▶ Given exercise
Return all of the data exactly as given.

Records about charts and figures

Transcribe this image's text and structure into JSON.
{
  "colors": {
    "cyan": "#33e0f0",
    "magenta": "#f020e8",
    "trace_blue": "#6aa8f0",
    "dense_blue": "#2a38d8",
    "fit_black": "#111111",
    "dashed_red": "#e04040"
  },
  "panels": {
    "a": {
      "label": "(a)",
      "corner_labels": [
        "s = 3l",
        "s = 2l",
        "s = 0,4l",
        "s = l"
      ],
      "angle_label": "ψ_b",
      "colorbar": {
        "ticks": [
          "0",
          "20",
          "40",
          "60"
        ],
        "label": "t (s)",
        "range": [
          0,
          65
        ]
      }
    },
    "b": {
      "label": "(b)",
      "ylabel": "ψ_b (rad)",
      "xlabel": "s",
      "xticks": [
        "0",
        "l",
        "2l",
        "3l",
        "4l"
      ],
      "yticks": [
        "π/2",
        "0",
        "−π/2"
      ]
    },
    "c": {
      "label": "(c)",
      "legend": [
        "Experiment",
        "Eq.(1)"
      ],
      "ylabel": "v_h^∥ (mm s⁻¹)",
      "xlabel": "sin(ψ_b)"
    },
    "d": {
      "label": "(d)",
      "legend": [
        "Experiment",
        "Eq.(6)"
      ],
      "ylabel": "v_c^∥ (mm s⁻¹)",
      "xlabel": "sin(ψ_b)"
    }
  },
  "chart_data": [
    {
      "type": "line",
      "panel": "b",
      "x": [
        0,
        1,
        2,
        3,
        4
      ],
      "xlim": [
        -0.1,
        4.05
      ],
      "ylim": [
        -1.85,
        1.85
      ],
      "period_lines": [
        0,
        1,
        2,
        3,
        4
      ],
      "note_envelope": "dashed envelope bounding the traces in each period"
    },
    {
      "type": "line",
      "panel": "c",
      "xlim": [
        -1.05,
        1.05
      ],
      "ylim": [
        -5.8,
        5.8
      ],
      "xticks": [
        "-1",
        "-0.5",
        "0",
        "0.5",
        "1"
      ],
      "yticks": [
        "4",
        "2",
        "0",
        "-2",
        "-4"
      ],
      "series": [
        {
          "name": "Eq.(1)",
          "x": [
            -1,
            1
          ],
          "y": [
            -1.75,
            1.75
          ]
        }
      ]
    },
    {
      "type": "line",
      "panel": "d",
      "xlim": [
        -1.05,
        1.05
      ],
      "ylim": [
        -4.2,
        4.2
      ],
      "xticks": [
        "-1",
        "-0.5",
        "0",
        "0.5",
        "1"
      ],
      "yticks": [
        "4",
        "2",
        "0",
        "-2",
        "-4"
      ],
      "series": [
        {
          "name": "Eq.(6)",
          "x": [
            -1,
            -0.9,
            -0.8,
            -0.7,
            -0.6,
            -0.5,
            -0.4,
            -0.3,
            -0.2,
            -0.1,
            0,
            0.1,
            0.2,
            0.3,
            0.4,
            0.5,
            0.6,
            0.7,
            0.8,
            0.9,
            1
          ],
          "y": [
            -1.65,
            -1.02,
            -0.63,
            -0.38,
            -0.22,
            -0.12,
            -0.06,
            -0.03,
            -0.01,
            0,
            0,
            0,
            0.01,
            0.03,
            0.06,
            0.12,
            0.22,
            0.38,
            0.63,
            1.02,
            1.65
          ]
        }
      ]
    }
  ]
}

▶ Output for this exercise
Transcribe this image's text and structure into JSON.
{
  "colors": {
    "cyan": "#33e0f0",
    "magenta": "#f020e8",
    "trace_blue": "#6aa8f0",
    "dense_blue": "#2a38d8",
    "fit_black": "#111111",
    "dashed_red": "#e04040"
  },
  "panels": {
    "a": {
      "label": "(a)",
      "corner_labels": [
        "s = 3l",
        "s = 2l",
        "s = 0,4l",
        "s = l"
      ],
      "angle_label": "ψ_b",
      "colorbar": {
        "ticks": [
          "0",
          "20",
          "40",
          "60"
        ],
        "label": "t (s)",
        "range": [
          0,
          65
        ]
      }
    },
    "b": {
      "label": "(b)",
      "ylabel": "ψ_b (rad)",
      "xlabel": "s",
      "xticks": [
        "0",
        "l",
        "2l",
        "3l",
        "4l"
      ],
      "yticks": [
        "π/2",
        "0",
        "−π/2"
      ]
    },
    "c": {
      "label": "(c)",
      "legend": [
        "Experiment",
        "Eq.(1)"
      ],
      "ylabel": "v_h^∥ (mm s⁻¹)",
      "xlabel": "sin(ψ_b)"
    },
    "d": {
      "label": "(d)",
      "legend": [
        "Experiment",
        "Eq.(6)"
      ],
      "ylabel": "v_c^∥ (mm s⁻¹)",
      "xlabel": "sin(ψ_b)"
    }
  },
  "chart_data": [
    {
      "type": "line",
      "panel": "b",
      "x": [
        0,
        1,
        2,
        3,
        4
      ],
      "xlim": [
        -0.1,
        4.05
      ],
      "ylim": [
        -1.85,
        1.85
      ],
      "period_lines": [
        0,
        1,
        2,
        3,
        4
      ],
      "note_envelope": "dashed envelope bounding the traces in each period"
    },
    {
      "type": "line",
      "panel": "c",
      "xlim": [
        -1.05,
        1.05
      ],
      "ylim": [
        -5.8,
        5.8
      ],
      "xticks": [
        "-1",
        "-0.5",
        "0",
        "0.5",
        "1"
      ],
      "yticks": [
        "4",
        "2",
        "0",
        "-2",
        "-4"
      ],
      "series": [
        {
          "name": "Eq.(1)",
          "x": [
            -1,
            1
          ],
          "y": [
            -1.75,
            1.75
          ]
        }
      ]
    },
    {
      "type": "line",
      "panel": "d",
      "xlim": [
        -1.05,
        1.05
      ],
      "ylim": [
        -4.2,
        4.2
      ],
      "xticks": [
        "-1",
        "-0.5",
        "0",
        "0.5",
        "1"
      ],
      "yticks": [
        "4",
        "2",
        "0",
        "-2",
        "-4"
      ],
      "series": [
        {
          "name": "Eq.(6)",
          "x": [
            -1,
            -0.9,
            -0.8,
            -0.7,
            -0.6,
            -0.5,
            -0.4,
            -0.3,
            -0.2,
            -0.1,
            0,
            0.1,
            0.2,
            0.3,
            0.4,
            0.5,
            0.6,
            0.7,
            0.8,
            0.9,
            1
          ],
          "y": [
            -1.65,
            -1.02,
            -0.63,
            -0.38,
            -0.22,
            -0.12,
            -0.06,
            -0.03,
            -0.01,
            0,
            0,
            0,
            0.01,
            0.03,
            0.06,
            0.12,
            0.22,
            0.38,
            0.63,
            1.02,
            1.65
          ]
        }
      ]
    }
  ]
}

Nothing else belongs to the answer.